- **Your goal**
In the spam passage below, copy the part between "Invasion-of-privacy horror stories" and "on his computer.", inclusive, and substitute "devices" for "gadgets".

- **Text**
Invasion-of-privacy horror stories abound about the unwanted advertising messages that promote everything from gadgets that promise to transform guys
into major babe magnets (some assembly required), to X-rated movies and hot tips on the stock market guaranteed to make you a millionaire overnight. Throw in those so-called Nigerian scam letters that seek to bilk numbhead investors out of their life savings in pursuit of a cut of millions waiting to be liberated from the Nigerian Ministry of Health and Social Services and it’s enough to make a guy think twice before turning on his computer.
Since this unsolicited junk can be sent through cyberspace for next to nothing compared to the cost of postage for a traditional mass mailing, you can well imagine that the position of the postal service on anti-spam legislation might be about the same as that of most any target of the aggravating practice. Which is to say the legislation can’t come soon enough.
Still, one man’s invasion of privacy can be viewed as another man’s denial of freedom of speech, and so the issue seems a good bet to eventually wind up in the lap of the United States Supreme Court.

Data items
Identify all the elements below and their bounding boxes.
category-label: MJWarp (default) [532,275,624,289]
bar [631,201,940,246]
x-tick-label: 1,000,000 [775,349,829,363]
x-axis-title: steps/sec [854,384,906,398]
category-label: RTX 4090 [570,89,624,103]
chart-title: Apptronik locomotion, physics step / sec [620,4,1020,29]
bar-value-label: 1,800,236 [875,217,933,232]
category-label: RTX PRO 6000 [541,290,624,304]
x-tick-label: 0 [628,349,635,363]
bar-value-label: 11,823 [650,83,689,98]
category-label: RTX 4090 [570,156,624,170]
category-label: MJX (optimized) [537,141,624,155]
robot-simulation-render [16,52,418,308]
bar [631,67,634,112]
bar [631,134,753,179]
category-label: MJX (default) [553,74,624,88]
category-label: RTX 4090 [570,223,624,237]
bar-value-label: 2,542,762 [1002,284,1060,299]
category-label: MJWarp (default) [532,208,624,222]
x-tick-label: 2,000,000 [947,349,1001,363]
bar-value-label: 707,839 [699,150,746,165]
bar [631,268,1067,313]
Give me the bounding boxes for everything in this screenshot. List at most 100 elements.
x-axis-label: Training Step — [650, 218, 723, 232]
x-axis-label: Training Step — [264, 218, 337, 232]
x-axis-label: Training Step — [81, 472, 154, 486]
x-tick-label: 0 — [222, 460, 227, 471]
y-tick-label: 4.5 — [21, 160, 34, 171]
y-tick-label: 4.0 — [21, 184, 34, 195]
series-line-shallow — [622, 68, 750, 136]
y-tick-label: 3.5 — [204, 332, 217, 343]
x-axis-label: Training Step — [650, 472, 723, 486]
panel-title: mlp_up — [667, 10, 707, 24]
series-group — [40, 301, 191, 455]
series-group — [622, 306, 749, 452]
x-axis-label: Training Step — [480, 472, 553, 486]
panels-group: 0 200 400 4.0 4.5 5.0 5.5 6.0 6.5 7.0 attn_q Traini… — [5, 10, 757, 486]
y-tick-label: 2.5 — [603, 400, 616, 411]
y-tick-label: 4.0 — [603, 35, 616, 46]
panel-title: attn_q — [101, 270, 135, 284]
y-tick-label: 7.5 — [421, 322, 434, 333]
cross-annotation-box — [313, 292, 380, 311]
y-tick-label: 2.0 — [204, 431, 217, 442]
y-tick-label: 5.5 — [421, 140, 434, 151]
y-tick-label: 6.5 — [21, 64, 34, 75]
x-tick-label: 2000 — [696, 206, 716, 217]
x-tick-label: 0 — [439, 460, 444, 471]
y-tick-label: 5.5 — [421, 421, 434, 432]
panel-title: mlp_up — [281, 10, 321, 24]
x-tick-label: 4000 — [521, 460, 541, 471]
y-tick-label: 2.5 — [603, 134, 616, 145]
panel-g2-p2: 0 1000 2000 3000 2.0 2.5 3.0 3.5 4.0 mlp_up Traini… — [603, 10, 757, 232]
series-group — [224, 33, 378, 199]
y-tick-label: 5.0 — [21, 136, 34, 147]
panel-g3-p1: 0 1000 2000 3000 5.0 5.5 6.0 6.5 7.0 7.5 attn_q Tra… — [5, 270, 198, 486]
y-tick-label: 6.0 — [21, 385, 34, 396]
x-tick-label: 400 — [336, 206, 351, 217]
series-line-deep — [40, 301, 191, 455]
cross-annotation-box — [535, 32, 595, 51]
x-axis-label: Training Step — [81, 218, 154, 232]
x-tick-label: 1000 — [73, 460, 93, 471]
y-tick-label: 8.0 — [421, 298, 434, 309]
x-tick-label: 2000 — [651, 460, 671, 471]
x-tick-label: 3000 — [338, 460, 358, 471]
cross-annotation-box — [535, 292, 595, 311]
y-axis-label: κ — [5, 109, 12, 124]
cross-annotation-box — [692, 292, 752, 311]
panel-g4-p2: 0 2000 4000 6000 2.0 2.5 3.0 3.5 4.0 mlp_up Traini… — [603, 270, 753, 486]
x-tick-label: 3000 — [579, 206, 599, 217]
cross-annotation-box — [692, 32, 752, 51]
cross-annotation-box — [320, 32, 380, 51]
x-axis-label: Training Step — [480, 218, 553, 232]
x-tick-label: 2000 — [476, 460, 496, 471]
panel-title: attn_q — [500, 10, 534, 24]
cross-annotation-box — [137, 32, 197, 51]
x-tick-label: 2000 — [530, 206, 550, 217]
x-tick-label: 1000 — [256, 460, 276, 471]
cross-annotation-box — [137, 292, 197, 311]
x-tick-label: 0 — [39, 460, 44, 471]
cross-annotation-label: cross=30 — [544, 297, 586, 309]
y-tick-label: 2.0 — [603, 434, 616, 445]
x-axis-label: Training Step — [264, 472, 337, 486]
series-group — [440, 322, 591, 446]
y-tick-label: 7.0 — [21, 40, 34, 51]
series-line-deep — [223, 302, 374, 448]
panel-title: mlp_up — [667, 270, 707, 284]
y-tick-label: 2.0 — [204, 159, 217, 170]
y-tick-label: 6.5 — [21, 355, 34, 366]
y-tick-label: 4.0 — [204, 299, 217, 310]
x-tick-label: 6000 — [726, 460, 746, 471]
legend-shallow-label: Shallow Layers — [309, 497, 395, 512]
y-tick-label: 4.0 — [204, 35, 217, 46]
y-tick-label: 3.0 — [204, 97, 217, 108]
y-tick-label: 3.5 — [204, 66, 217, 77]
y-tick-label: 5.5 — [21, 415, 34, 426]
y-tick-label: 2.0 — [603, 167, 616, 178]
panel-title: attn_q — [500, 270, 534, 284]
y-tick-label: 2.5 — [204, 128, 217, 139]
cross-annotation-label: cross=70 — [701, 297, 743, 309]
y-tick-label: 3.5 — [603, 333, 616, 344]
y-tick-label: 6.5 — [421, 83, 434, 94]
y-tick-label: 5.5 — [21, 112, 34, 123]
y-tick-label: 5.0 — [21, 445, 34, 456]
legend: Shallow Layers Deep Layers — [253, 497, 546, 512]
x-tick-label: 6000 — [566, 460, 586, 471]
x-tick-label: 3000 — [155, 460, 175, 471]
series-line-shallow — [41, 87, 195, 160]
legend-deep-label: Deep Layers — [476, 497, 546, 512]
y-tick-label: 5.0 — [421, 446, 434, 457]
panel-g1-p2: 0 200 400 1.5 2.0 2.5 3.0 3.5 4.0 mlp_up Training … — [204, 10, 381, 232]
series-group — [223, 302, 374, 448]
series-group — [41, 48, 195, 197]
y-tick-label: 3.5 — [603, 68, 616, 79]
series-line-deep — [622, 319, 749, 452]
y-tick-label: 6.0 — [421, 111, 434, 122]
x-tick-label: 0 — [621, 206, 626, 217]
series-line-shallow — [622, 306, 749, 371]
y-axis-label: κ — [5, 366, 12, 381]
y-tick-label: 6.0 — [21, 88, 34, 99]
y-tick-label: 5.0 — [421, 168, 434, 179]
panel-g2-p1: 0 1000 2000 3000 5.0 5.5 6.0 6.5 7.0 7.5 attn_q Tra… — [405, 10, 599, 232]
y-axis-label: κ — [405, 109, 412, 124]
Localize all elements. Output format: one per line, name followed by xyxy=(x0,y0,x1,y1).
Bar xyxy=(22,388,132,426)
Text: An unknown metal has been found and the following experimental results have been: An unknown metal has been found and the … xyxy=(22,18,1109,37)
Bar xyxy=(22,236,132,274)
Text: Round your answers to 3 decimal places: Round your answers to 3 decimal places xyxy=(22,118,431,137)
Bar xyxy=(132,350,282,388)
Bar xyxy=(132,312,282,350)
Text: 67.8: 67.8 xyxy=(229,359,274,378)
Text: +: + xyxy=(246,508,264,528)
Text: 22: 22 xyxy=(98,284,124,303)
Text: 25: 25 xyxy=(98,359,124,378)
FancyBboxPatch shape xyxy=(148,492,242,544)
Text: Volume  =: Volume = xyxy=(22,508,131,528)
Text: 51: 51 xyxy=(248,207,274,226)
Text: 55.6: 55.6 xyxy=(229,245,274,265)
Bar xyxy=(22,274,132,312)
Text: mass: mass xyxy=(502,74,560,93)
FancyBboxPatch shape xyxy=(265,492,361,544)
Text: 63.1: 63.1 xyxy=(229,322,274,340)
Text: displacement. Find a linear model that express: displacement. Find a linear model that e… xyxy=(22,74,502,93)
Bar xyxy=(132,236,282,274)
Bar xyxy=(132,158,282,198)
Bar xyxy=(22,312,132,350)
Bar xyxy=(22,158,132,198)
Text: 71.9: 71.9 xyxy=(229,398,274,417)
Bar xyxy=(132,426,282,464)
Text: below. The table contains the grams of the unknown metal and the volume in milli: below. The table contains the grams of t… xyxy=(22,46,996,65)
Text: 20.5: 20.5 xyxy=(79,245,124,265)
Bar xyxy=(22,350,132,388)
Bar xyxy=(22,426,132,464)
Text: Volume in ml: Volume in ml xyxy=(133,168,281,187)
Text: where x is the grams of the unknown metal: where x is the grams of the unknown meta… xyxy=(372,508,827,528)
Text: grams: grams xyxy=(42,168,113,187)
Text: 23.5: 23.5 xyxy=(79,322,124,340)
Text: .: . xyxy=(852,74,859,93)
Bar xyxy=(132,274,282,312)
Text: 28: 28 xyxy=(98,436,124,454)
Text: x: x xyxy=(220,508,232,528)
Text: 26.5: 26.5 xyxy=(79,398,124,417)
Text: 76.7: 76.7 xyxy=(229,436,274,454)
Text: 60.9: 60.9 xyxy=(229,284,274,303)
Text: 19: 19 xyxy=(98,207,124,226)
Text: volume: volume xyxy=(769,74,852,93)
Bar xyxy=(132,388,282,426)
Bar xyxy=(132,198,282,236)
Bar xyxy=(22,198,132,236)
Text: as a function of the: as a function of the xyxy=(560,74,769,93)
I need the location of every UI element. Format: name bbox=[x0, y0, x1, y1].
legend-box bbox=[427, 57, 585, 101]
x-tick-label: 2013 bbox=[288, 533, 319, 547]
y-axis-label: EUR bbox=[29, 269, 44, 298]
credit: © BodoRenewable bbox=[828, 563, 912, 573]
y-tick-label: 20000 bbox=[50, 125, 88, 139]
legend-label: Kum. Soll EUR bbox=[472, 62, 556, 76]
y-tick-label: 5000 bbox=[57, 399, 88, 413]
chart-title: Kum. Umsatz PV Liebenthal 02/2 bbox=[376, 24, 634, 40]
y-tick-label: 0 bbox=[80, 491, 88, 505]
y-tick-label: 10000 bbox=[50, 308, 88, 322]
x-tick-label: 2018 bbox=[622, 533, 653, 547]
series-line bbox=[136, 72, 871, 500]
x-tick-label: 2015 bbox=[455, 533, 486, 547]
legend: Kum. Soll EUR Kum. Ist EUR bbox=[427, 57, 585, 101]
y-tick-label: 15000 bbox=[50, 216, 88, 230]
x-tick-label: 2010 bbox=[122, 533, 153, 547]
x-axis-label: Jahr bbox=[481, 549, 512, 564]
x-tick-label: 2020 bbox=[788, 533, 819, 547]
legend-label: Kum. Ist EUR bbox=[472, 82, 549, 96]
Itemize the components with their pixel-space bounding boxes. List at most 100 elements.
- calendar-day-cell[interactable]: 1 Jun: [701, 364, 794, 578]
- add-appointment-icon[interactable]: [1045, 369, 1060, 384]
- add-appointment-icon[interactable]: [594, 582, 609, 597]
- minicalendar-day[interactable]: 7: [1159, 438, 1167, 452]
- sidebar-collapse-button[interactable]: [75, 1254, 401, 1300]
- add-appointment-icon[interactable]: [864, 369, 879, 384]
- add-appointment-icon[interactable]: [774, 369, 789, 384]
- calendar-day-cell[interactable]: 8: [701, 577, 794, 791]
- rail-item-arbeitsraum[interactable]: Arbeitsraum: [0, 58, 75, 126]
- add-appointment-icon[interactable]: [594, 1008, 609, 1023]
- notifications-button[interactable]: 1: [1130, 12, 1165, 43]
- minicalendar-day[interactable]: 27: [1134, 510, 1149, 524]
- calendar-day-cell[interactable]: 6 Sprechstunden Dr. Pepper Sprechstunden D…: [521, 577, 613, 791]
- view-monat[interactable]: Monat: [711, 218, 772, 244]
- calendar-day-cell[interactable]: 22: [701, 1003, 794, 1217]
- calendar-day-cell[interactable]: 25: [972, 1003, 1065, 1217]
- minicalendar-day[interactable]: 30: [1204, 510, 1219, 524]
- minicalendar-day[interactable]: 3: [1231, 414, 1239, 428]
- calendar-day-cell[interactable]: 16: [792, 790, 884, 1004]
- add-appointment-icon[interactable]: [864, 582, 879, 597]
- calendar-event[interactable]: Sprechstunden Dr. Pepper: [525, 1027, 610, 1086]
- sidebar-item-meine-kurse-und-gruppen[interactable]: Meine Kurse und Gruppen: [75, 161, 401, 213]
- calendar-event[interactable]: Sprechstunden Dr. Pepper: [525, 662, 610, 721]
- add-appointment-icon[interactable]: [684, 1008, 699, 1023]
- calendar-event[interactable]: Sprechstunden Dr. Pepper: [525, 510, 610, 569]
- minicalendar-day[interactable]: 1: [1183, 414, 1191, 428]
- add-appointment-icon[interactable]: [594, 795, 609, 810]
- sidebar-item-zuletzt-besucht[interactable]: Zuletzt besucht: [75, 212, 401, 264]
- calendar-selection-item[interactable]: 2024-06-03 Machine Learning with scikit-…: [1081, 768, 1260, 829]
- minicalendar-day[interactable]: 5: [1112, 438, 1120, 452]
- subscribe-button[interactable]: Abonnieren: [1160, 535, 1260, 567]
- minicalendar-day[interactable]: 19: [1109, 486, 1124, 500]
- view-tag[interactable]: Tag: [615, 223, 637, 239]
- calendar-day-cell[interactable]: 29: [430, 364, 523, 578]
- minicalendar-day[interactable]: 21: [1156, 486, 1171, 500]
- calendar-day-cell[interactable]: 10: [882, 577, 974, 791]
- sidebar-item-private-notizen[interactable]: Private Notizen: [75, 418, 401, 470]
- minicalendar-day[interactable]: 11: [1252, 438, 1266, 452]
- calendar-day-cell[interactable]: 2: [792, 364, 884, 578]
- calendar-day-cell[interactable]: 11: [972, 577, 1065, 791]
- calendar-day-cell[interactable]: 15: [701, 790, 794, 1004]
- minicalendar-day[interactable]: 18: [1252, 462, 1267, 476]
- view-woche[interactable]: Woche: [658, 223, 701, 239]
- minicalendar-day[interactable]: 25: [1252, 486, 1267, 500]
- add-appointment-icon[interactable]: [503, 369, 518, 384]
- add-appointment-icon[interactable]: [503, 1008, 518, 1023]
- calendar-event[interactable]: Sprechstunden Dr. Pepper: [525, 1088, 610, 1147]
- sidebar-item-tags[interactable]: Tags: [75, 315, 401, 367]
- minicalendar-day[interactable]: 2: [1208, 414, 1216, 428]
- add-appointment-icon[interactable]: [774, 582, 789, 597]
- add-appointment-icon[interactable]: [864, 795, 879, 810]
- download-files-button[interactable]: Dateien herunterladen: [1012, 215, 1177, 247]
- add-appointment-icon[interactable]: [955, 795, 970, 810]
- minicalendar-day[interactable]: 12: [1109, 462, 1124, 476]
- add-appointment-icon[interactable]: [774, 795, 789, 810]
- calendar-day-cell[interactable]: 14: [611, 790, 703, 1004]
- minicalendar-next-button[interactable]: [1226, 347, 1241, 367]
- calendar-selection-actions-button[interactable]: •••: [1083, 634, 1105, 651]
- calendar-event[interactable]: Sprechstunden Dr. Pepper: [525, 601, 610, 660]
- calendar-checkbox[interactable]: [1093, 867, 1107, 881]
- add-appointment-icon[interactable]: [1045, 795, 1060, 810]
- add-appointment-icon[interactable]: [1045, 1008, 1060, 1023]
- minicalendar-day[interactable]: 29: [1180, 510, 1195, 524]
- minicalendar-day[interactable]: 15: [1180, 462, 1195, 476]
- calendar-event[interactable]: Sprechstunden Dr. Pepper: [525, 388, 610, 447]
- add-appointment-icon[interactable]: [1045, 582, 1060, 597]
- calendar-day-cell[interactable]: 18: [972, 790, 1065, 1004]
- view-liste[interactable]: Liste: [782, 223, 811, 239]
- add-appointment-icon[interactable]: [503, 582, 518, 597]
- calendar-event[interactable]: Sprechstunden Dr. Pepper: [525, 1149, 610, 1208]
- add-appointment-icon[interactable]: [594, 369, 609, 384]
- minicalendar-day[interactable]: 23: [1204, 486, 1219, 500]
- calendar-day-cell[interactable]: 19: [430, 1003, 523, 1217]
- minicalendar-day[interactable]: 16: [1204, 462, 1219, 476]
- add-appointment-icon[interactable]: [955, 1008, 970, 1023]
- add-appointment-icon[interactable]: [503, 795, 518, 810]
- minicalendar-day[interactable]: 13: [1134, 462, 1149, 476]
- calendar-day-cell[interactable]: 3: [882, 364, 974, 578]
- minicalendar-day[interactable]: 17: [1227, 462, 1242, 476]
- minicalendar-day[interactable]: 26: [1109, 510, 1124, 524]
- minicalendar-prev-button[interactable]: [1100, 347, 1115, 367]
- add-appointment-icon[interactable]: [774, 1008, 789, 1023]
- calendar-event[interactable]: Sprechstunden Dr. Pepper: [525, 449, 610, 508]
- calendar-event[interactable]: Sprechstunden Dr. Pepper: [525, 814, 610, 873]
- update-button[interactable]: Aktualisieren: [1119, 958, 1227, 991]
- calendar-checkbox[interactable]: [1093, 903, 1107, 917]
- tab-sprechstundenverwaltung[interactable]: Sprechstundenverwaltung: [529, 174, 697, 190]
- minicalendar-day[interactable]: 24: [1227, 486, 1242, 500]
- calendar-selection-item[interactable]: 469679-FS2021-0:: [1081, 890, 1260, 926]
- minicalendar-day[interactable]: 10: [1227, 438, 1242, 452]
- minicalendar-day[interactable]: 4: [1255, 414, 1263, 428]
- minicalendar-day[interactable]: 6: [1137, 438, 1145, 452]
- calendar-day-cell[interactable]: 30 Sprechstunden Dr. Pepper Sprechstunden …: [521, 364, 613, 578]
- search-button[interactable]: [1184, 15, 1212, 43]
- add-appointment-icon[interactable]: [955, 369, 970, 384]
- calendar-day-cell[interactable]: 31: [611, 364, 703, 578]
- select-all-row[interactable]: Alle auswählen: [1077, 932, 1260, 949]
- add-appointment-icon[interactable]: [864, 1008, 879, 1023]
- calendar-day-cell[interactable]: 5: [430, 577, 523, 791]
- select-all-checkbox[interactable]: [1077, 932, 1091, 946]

- **Expected output**
Invasion-of-privacy horror stories abound about the unwanted advertising messages that promote everything from devices that promise to transform guys
into major babe magnets (some assembly required), to X-rated movies and hot tips on the stock market guaranteed to make you a millionaire overnight. Throw in those so-called Nigerian scam letters that seek to bilk numbhead investors out of their life savings in pursuit of a cut of millions waiting to be liberated from the Nigerian Ministry of Health and Social Services and it’s enough to make a guy think twice before turning on his computer.